● What is required
Leave the pictures out and transcribe every record exactly.

● Source data
————————
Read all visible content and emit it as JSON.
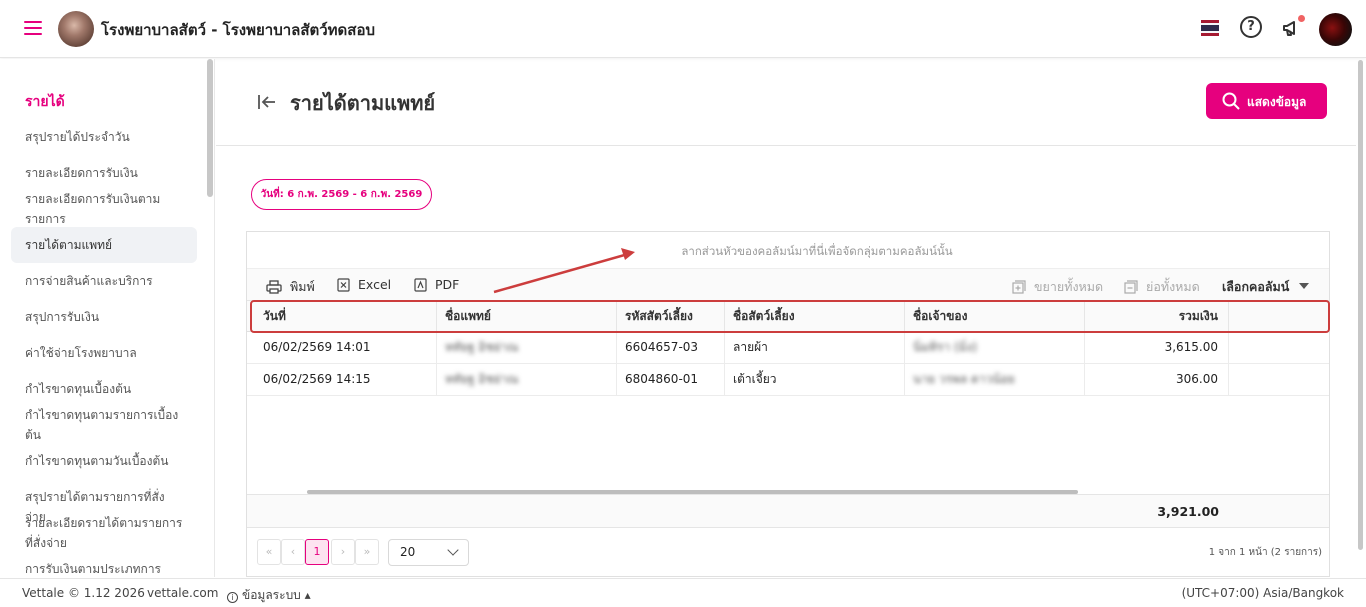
{
  "app": {
    "title": "โรงพยาบาลสัตว์ - โรงพยาบาลสัตว์ทดสอบ"
  },
  "colors": {
    "accent": "#e6007e",
    "annotation": "#cc3d3d"
  },
  "sidebar": {
    "header": "รายได้",
    "items": [
      {
        "label": "สรุปรายได้ประจำวัน"
      },
      {
        "label": "รายละเอียดการรับเงิน"
      },
      {
        "label": "รายละเอียดการรับเงินตามรายการ"
      },
      {
        "label": "รายได้ตามแพทย์",
        "active": true
      },
      {
        "label": "การจ่ายสินค้าและบริการ"
      },
      {
        "label": "สรุปการรับเงิน"
      },
      {
        "label": "ค่าใช้จ่ายโรงพยาบาล"
      },
      {
        "label": "กำไรขาดทุนเบื้องต้น"
      },
      {
        "label": "กำไรขาดทุนตามรายการเบื้องต้น"
      },
      {
        "label": "กำไรขาดทุนตามวันเบื้องต้น"
      },
      {
        "label": "สรุปรายได้ตามรายการที่สั่งจ่าย"
      },
      {
        "label": "รายละเอียดรายได้ตามรายการที่สั่งจ่าย"
      },
      {
        "label": "การรับเงินตามประเภทการชำระ"
      }
    ]
  },
  "page": {
    "title": "รายได้ตามแพทย์",
    "show_button": "แสดงข้อมูล",
    "date_range": "วันที่: 6 ก.พ. 2569 - 6 ก.พ. 2569"
  },
  "grid": {
    "group_hint": "ลากส่วนหัวของคอลัมน์มาที่นี่เพื่อจัดกลุ่มตามคอลัมน์นั้น",
    "toolbar": {
      "print": "พิมพ์",
      "excel": "Excel",
      "pdf": "PDF",
      "expand_all": "ขยายทั้งหมด",
      "collapse_all": "ย่อทั้งหมด",
      "column_chooser": "เลือกคอลัมน์"
    },
    "columns": [
      "วันที่",
      "ชื่อแพทย์",
      "รหัสสัตว์เลี้ยง",
      "ชื่อสัตว์เลี้ยง",
      "ชื่อเจ้าของ",
      "รวมเงิน"
    ],
    "rows": [
      {
        "date": "06/02/2569 14:01",
        "doctor": "หทัยฐ อิชย่าณ",
        "pet_code": "6604657-03",
        "pet_name": "ลายผ้า",
        "owner": "นิ่มทิรา (มิ่ง)",
        "total": "3,615.00"
      },
      {
        "date": "06/02/2569 14:15",
        "doctor": "หทัยฐ อิชย่าณ",
        "pet_code": "6804860-01",
        "pet_name": "เต้าเจี้ยว",
        "owner": "นาย วรพล ดาวน้อย",
        "total": "306.00"
      }
    ],
    "grand_total": "3,921.00",
    "pager": {
      "first": "«",
      "prev": "‹",
      "current": "1",
      "next": "›",
      "last": "»",
      "page_size": "20",
      "info": "1 จาก 1 หน้า (2 รายการ)"
    }
  },
  "footer": {
    "copyright": "Vettale © 1.12 2026",
    "site": "vettale.com",
    "system_info": "ข้อมูลระบบ",
    "timezone": "(UTC+07:00) Asia/Bangkok"
  }
}
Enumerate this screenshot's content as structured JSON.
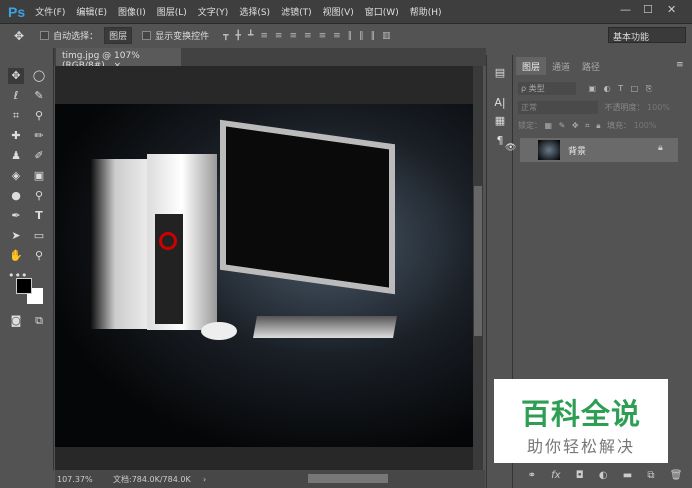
{
  "app": {
    "logo": "Ps"
  },
  "menu": [
    "文件(F)",
    "编辑(E)",
    "图像(I)",
    "图层(L)",
    "文字(Y)",
    "选择(S)",
    "滤镜(T)",
    "视图(V)",
    "窗口(W)",
    "帮助(H)"
  ],
  "window_controls": {
    "minimize": "—",
    "maximize": "☐",
    "close": "✕"
  },
  "options": {
    "auto_select_label": "自动选择：",
    "auto_select_value": "图层",
    "show_transform_label": "显示变换控件",
    "workspace": "基本功能"
  },
  "document": {
    "tab_title": "timg.jpg @ 107%(RGB/8#)",
    "tab_close": "×",
    "zoom": "107.37%",
    "doc_info": "文档:784.0K/784.0K"
  },
  "layers_panel": {
    "tabs": [
      "图层",
      "通道",
      "路径"
    ],
    "filter_kind": "ρ 类型",
    "blend_mode": "正常",
    "opacity_label": "不透明度：",
    "opacity_value": "100%",
    "lock_label": "锁定：",
    "fill_label": "填充：",
    "fill_value": "100%",
    "layers": [
      {
        "name": "背景",
        "visible": true,
        "locked": true
      }
    ]
  },
  "watermark": {
    "line1": "百科全说",
    "line2": "助你轻松解决"
  }
}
————————
● Answer in full
Read all visible content and emit it as JSON.
{
  "app": {
    "title": "โรงพยาบาลสัตว์ - โรงพยาบาลสัตว์ทดสอบ"
  },
  "colors": {
    "accent": "#e6007e",
    "annotation": "#cc3d3d"
  },
  "sidebar": {
    "header": "รายได้",
    "items": [
      {
        "label": "สรุปรายได้ประจำวัน"
      },
      {
        "label": "รายละเอียดการรับเงิน"
      },
      {
        "label": "รายละเอียดการรับเงินตามรายการ"
      },
      {
        "label": "รายได้ตามแพทย์",
        "active": true
      },
      {
        "label": "การจ่ายสินค้าและบริการ"
      },
      {
        "label": "สรุปการรับเงิน"
      },
      {
        "label": "ค่าใช้จ่ายโรงพยาบาล"
      },
      {
        "label": "กำไรขาดทุนเบื้องต้น"
      },
      {
        "label": "กำไรขาดทุนตามรายการเบื้องต้น"
      },
      {
        "label": "กำไรขาดทุนตามวันเบื้องต้น"
      },
      {
        "label": "สรุปรายได้ตามรายการที่สั่งจ่าย"
      },
      {
        "label": "รายละเอียดรายได้ตามรายการที่สั่งจ่าย"
      },
      {
        "label": "การรับเงินตามประเภทการชำระ"
      }
    ]
  },
  "page": {
    "title": "รายได้ตามแพทย์",
    "show_button": "แสดงข้อมูล",
    "date_range": "วันที่: 6 ก.พ. 2569 - 6 ก.พ. 2569"
  },
  "grid": {
    "group_hint": "ลากส่วนหัวของคอลัมน์มาที่นี่เพื่อจัดกลุ่มตามคอลัมน์นั้น",
    "toolbar": {
      "print": "พิมพ์",
      "excel": "Excel",
      "pdf": "PDF",
      "expand_all": "ขยายทั้งหมด",
      "collapse_all": "ย่อทั้งหมด",
      "column_chooser": "เลือกคอลัมน์"
    },
    "columns": [
      "วันที่",
      "ชื่อแพทย์",
      "รหัสสัตว์เลี้ยง",
      "ชื่อสัตว์เลี้ยง",
      "ชื่อเจ้าของ",
      "รวมเงิน"
    ],
    "rows": [
      {
        "date": "06/02/2569 14:01",
        "doctor": "หทัยฐ อิชย่าณ",
        "pet_code": "6604657-03",
        "pet_name": "ลายผ้า",
        "owner": "นิ่มทิรา (มิ่ง)",
        "total": "3,615.00"
      },
      {
        "date": "06/02/2569 14:15",
        "doctor": "หทัยฐ อิชย่าณ",
        "pet_code": "6804860-01",
        "pet_name": "เต้าเจี้ยว",
        "owner": "นาย วรพล ดาวน้อย",
        "total": "306.00"
      }
    ],
    "grand_total": "3,921.00",
    "pager": {
      "first": "«",
      "prev": "‹",
      "current": "1",
      "next": "›",
      "last": "»",
      "page_size": "20",
      "info": "1 จาก 1 หน้า (2 รายการ)"
    }
  },
  "footer": {
    "copyright": "Vettale © 1.12 2026",
    "site": "vettale.com",
    "system_info": "ข้อมูลระบบ",
    "timezone": "(UTC+07:00) Asia/Bangkok"
  }
}
Enumerate this screenshot's content as structured JSON.
{
  "app": {
    "logo": "Ps"
  },
  "menu": [
    "文件(F)",
    "编辑(E)",
    "图像(I)",
    "图层(L)",
    "文字(Y)",
    "选择(S)",
    "滤镜(T)",
    "视图(V)",
    "窗口(W)",
    "帮助(H)"
  ],
  "window_controls": {
    "minimize": "—",
    "maximize": "☐",
    "close": "✕"
  },
  "options": {
    "auto_select_label": "自动选择：",
    "auto_select_value": "图层",
    "show_transform_label": "显示变换控件",
    "workspace": "基本功能"
  },
  "document": {
    "tab_title": "timg.jpg @ 107%(RGB/8#)",
    "tab_close": "×",
    "zoom": "107.37%",
    "doc_info": "文档:784.0K/784.0K"
  },
  "layers_panel": {
    "tabs": [
      "图层",
      "通道",
      "路径"
    ],
    "filter_kind": "ρ 类型",
    "blend_mode": "正常",
    "opacity_label": "不透明度：",
    "opacity_value": "100%",
    "lock_label": "锁定：",
    "fill_label": "填充：",
    "fill_value": "100%",
    "layers": [
      {
        "name": "背景",
        "visible": true,
        "locked": true
      }
    ]
  },
  "watermark": {
    "line1": "百科全说",
    "line2": "助你轻松解决"
  }
}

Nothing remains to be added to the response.